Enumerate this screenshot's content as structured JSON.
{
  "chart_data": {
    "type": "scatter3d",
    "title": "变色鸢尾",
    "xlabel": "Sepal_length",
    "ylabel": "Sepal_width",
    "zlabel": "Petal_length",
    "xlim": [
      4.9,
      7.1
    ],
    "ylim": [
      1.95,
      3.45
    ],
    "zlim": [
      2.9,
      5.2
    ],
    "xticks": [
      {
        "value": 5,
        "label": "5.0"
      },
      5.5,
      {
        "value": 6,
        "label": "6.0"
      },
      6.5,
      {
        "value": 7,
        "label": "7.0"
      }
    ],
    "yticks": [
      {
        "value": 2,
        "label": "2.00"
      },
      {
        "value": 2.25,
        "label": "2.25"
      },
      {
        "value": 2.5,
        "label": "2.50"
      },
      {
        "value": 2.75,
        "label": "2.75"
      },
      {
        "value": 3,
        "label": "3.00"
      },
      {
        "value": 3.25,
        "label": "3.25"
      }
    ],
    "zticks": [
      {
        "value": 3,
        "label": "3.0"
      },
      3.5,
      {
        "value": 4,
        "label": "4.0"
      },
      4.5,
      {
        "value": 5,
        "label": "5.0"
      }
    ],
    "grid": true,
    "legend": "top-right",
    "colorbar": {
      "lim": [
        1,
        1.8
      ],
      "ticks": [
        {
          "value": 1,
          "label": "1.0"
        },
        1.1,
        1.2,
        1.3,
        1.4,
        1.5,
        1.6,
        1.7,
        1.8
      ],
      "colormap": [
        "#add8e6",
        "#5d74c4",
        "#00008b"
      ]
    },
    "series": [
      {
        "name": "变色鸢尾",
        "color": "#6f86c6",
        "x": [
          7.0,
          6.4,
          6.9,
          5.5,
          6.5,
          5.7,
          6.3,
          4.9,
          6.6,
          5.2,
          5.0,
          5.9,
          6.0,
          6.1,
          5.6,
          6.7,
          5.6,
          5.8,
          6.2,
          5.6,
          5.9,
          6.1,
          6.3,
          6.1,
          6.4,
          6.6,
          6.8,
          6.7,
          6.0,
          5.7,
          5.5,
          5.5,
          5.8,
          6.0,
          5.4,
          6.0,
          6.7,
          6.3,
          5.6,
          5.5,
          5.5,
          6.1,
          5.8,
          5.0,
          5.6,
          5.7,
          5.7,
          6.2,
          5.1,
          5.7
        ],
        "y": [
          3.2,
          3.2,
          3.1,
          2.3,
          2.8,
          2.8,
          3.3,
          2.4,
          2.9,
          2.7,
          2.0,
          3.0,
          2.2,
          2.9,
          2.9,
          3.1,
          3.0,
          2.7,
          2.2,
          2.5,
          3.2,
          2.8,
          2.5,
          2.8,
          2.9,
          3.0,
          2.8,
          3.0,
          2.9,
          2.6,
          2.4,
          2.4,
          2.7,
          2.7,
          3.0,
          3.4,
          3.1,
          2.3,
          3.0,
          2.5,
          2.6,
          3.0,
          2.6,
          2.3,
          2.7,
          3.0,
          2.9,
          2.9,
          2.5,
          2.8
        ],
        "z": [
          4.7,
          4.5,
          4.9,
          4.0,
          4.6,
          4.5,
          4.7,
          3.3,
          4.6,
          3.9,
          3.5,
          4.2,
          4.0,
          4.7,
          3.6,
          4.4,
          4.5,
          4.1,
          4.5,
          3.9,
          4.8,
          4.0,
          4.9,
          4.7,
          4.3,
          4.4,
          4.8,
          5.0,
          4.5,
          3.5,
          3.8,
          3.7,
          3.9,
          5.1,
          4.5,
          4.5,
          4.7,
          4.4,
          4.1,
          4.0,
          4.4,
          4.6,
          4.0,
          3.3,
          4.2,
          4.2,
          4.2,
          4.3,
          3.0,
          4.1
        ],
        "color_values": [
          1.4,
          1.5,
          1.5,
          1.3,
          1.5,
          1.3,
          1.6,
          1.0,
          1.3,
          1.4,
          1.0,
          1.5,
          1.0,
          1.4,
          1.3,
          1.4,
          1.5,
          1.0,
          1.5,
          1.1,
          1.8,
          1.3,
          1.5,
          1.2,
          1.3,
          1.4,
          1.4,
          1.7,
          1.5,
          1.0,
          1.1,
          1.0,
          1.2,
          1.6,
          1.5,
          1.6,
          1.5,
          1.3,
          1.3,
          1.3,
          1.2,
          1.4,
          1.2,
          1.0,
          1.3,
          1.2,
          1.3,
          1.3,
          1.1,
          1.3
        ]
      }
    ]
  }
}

## TASK INSTRUCTIONS:
Give an exact repetition of all the material.

## ANSWER BELOW:
Enumerate this screenshot's content as structured JSON.
{
  "chart_data": {
    "type": "scatter3d",
    "title": "变色鸢尾",
    "xlabel": "Sepal_length",
    "ylabel": "Sepal_width",
    "zlabel": "Petal_length",
    "xlim": [
      4.9,
      7.1
    ],
    "ylim": [
      1.95,
      3.45
    ],
    "zlim": [
      2.9,
      5.2
    ],
    "xticks": [
      {
        "value": 5,
        "label": "5.0"
      },
      5.5,
      {
        "value": 6,
        "label": "6.0"
      },
      6.5,
      {
        "value": 7,
        "label": "7.0"
      }
    ],
    "yticks": [
      {
        "value": 2,
        "label": "2.00"
      },
      {
        "value": 2.25,
        "label": "2.25"
      },
      {
        "value": 2.5,
        "label": "2.50"
      },
      {
        "value": 2.75,
        "label": "2.75"
      },
      {
        "value": 3,
        "label": "3.00"
      },
      {
        "value": 3.25,
        "label": "3.25"
      }
    ],
    "zticks": [
      {
        "value": 3,
        "label": "3.0"
      },
      3.5,
      {
        "value": 4,
        "label": "4.0"
      },
      4.5,
      {
        "value": 5,
        "label": "5.0"
      }
    ],
    "grid": true,
    "legend": "top-right",
    "colorbar": {
      "lim": [
        1,
        1.8
      ],
      "ticks": [
        {
          "value": 1,
          "label": "1.0"
        },
        1.1,
        1.2,
        1.3,
        1.4,
        1.5,
        1.6,
        1.7,
        1.8
      ],
      "colormap": [
        "#add8e6",
        "#5d74c4",
        "#00008b"
      ]
    },
    "series": [
      {
        "name": "变色鸢尾",
        "color": "#6f86c6",
        "x": [
          7.0,
          6.4,
          6.9,
          5.5,
          6.5,
          5.7,
          6.3,
          4.9,
          6.6,
          5.2,
          5.0,
          5.9,
          6.0,
          6.1,
          5.6,
          6.7,
          5.6,
          5.8,
          6.2,
          5.6,
          5.9,
          6.1,
          6.3,
          6.1,
          6.4,
          6.6,
          6.8,
          6.7,
          6.0,
          5.7,
          5.5,
          5.5,
          5.8,
          6.0,
          5.4,
          6.0,
          6.7,
          6.3,
          5.6,
          5.5,
          5.5,
          6.1,
          5.8,
          5.0,
          5.6,
          5.7,
          5.7,
          6.2,
          5.1,
          5.7
        ],
        "y": [
          3.2,
          3.2,
          3.1,
          2.3,
          2.8,
          2.8,
          3.3,
          2.4,
          2.9,
          2.7,
          2.0,
          3.0,
          2.2,
          2.9,
          2.9,
          3.1,
          3.0,
          2.7,
          2.2,
          2.5,
          3.2,
          2.8,
          2.5,
          2.8,
          2.9,
          3.0,
          2.8,
          3.0,
          2.9,
          2.6,
          2.4,
          2.4,
          2.7,
          2.7,
          3.0,
          3.4,
          3.1,
          2.3,
          3.0,
          2.5,
          2.6,
          3.0,
          2.6,
          2.3,
          2.7,
          3.0,
          2.9,
          2.9,
          2.5,
          2.8
        ],
        "z": [
          4.7,
          4.5,
          4.9,
          4.0,
          4.6,
          4.5,
          4.7,
          3.3,
          4.6,
          3.9,
          3.5,
          4.2,
          4.0,
          4.7,
          3.6,
          4.4,
          4.5,
          4.1,
          4.5,
          3.9,
          4.8,
          4.0,
          4.9,
          4.7,
          4.3,
          4.4,
          4.8,
          5.0,
          4.5,
          3.5,
          3.8,
          3.7,
          3.9,
          5.1,
          4.5,
          4.5,
          4.7,
          4.4,
          4.1,
          4.0,
          4.4,
          4.6,
          4.0,
          3.3,
          4.2,
          4.2,
          4.2,
          4.3,
          3.0,
          4.1
        ],
        "color_values": [
          1.4,
          1.5,
          1.5,
          1.3,
          1.5,
          1.3,
          1.6,
          1.0,
          1.3,
          1.4,
          1.0,
          1.5,
          1.0,
          1.4,
          1.3,
          1.4,
          1.5,
          1.0,
          1.5,
          1.1,
          1.8,
          1.3,
          1.5,
          1.2,
          1.3,
          1.4,
          1.4,
          1.7,
          1.5,
          1.0,
          1.1,
          1.0,
          1.2,
          1.6,
          1.5,
          1.6,
          1.5,
          1.3,
          1.3,
          1.3,
          1.2,
          1.4,
          1.2,
          1.0,
          1.3,
          1.2,
          1.3,
          1.3,
          1.1,
          1.3
        ]
      }
    ]
  }
}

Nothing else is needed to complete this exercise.